- [Job]: Every record must be written out once more, with nothing added or omitted.

>>>

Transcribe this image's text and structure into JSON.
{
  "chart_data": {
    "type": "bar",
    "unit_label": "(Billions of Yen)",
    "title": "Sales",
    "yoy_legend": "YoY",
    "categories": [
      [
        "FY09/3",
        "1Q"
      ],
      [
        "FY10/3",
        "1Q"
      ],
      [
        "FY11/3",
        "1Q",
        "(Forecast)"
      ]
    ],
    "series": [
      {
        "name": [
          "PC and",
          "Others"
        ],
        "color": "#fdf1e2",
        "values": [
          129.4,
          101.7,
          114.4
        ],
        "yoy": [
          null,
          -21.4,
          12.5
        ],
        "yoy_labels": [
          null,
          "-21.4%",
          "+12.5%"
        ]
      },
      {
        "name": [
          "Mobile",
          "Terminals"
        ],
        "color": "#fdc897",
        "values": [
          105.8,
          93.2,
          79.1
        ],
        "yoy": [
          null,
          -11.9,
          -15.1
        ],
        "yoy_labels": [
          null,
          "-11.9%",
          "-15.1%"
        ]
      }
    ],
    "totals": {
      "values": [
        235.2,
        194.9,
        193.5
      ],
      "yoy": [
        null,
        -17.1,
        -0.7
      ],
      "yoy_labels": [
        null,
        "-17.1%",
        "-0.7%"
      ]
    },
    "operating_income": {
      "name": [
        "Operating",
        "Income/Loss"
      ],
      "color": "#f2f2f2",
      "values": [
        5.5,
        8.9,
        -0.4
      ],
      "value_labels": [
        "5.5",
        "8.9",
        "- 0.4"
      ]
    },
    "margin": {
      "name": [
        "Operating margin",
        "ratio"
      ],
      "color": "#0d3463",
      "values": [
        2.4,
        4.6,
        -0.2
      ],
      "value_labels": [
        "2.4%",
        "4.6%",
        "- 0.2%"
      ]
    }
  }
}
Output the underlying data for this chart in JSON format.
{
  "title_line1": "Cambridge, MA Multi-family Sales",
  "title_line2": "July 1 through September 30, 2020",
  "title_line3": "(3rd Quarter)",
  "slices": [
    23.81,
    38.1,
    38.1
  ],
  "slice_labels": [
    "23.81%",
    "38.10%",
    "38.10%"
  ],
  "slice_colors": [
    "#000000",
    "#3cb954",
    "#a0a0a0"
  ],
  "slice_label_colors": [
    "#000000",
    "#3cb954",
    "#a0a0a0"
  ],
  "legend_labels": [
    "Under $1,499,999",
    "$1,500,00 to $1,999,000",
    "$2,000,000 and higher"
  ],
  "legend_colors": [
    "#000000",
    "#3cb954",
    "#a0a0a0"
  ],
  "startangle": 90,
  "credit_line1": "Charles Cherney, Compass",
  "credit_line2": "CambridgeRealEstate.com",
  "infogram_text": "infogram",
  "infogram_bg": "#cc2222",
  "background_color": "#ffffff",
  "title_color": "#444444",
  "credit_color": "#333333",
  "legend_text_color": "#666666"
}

<<<

- [Exercise answer]:
Transcribe this image's text and structure into JSON.
{
  "chart_data": {
    "type": "bar",
    "unit_label": "(Billions of Yen)",
    "title": "Sales",
    "yoy_legend": "YoY",
    "categories": [
      [
        "FY09/3",
        "1Q"
      ],
      [
        "FY10/3",
        "1Q"
      ],
      [
        "FY11/3",
        "1Q",
        "(Forecast)"
      ]
    ],
    "series": [
      {
        "name": [
          "PC and",
          "Others"
        ],
        "color": "#fdf1e2",
        "values": [
          129.4,
          101.7,
          114.4
        ],
        "yoy": [
          null,
          -21.4,
          12.5
        ],
        "yoy_labels": [
          null,
          "-21.4%",
          "+12.5%"
        ]
      },
      {
        "name": [
          "Mobile",
          "Terminals"
        ],
        "color": "#fdc897",
        "values": [
          105.8,
          93.2,
          79.1
        ],
        "yoy": [
          null,
          -11.9,
          -15.1
        ],
        "yoy_labels": [
          null,
          "-11.9%",
          "-15.1%"
        ]
      }
    ],
    "totals": {
      "values": [
        235.2,
        194.9,
        193.5
      ],
      "yoy": [
        null,
        -17.1,
        -0.7
      ],
      "yoy_labels": [
        null,
        "-17.1%",
        "-0.7%"
      ]
    },
    "operating_income": {
      "name": [
        "Operating",
        "Income/Loss"
      ],
      "color": "#f2f2f2",
      "values": [
        5.5,
        8.9,
        -0.4
      ],
      "value_labels": [
        "5.5",
        "8.9",
        "- 0.4"
      ]
    },
    "margin": {
      "name": [
        "Operating margin",
        "ratio"
      ],
      "color": "#0d3463",
      "values": [
        2.4,
        4.6,
        -0.2
      ],
      "value_labels": [
        "2.4%",
        "4.6%",
        "- 0.2%"
      ]
    }
  }
}
Output the underlying data for this chart in JSON format.
{
  "title_line1": "Cambridge, MA Multi-family Sales",
  "title_line2": "July 1 through September 30, 2020",
  "title_line3": "(3rd Quarter)",
  "slices": [
    23.81,
    38.1,
    38.1
  ],
  "slice_labels": [
    "23.81%",
    "38.10%",
    "38.10%"
  ],
  "slice_colors": [
    "#000000",
    "#3cb954",
    "#a0a0a0"
  ],
  "slice_label_colors": [
    "#000000",
    "#3cb954",
    "#a0a0a0"
  ],
  "legend_labels": [
    "Under $1,499,999",
    "$1,500,00 to $1,999,000",
    "$2,000,000 and higher"
  ],
  "legend_colors": [
    "#000000",
    "#3cb954",
    "#a0a0a0"
  ],
  "startangle": 90,
  "credit_line1": "Charles Cherney, Compass",
  "credit_line2": "CambridgeRealEstate.com",
  "infogram_text": "infogram",
  "infogram_bg": "#cc2222",
  "background_color": "#ffffff",
  "title_color": "#444444",
  "credit_color": "#333333",
  "legend_text_color": "#666666"
}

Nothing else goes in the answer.